--- Start Record extracts ---

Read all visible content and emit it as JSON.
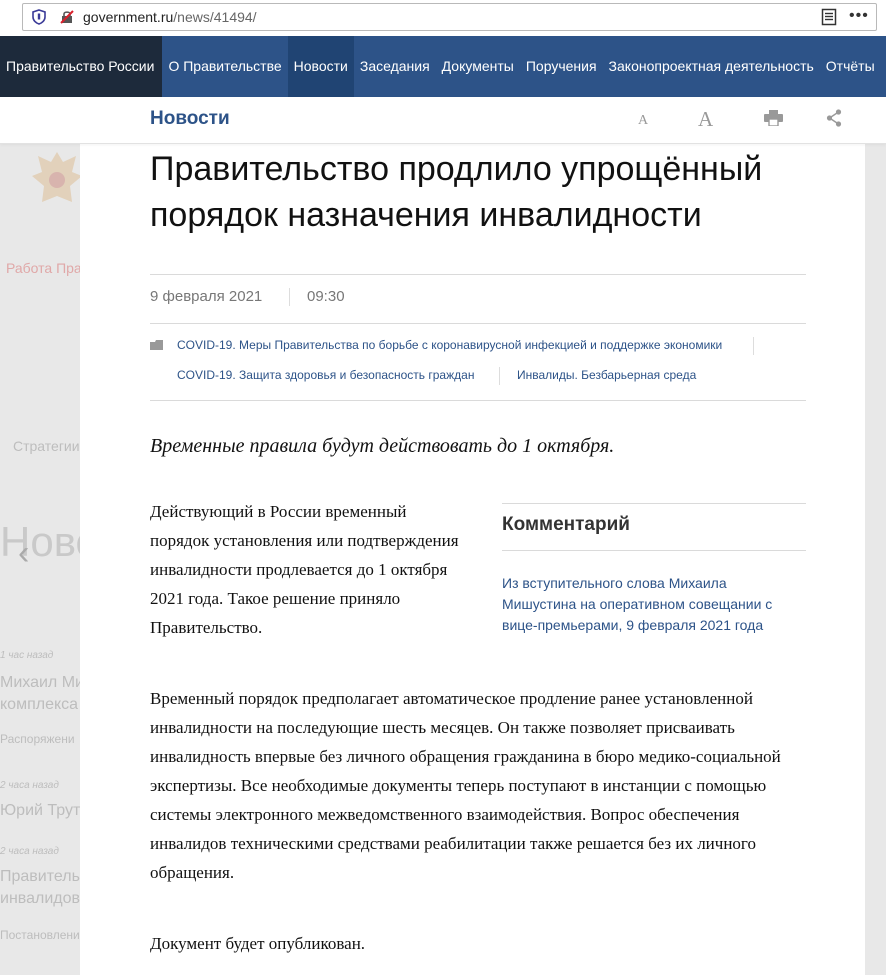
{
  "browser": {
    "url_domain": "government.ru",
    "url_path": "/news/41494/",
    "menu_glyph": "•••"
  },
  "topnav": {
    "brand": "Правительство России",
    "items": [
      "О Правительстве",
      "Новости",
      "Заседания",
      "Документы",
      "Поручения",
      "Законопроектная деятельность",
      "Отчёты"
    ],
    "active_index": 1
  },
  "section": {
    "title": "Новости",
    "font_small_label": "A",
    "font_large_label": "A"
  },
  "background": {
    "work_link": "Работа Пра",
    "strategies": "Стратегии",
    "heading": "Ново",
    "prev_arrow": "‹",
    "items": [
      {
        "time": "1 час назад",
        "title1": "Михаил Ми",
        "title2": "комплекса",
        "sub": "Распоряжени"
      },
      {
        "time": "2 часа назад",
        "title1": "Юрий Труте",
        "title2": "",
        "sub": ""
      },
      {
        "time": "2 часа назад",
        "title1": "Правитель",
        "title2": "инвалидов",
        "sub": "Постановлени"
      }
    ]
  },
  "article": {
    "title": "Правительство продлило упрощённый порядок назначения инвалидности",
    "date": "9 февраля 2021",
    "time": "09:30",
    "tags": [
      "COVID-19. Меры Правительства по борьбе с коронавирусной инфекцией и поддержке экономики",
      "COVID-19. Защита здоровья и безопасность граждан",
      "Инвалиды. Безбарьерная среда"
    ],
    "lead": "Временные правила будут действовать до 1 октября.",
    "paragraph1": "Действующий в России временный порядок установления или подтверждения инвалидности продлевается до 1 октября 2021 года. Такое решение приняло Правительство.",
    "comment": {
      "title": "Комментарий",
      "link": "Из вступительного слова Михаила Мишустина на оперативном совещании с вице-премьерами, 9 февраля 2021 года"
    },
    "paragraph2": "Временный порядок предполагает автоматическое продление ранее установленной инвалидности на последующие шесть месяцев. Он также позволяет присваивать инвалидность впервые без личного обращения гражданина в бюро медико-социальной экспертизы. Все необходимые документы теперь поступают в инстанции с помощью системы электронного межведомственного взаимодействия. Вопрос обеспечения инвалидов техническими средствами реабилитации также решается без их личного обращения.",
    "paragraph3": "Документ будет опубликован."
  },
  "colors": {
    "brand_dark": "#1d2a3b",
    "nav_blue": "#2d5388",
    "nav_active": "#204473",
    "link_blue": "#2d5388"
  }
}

--- End Record extracts ---

• [Written problem] Extract each line from the listing that holds the word "Правительство".

• [Correct response]
    "brand": "Правительство России",
    "title": "Правительство продлило упрощённый порядок назначения инвалидности",
    "paragraph1": "Действующий в России временный порядок установления или подтверждения инвалидности продлевается до 1 октября 2021 года. Такое решение приняло Правительство.",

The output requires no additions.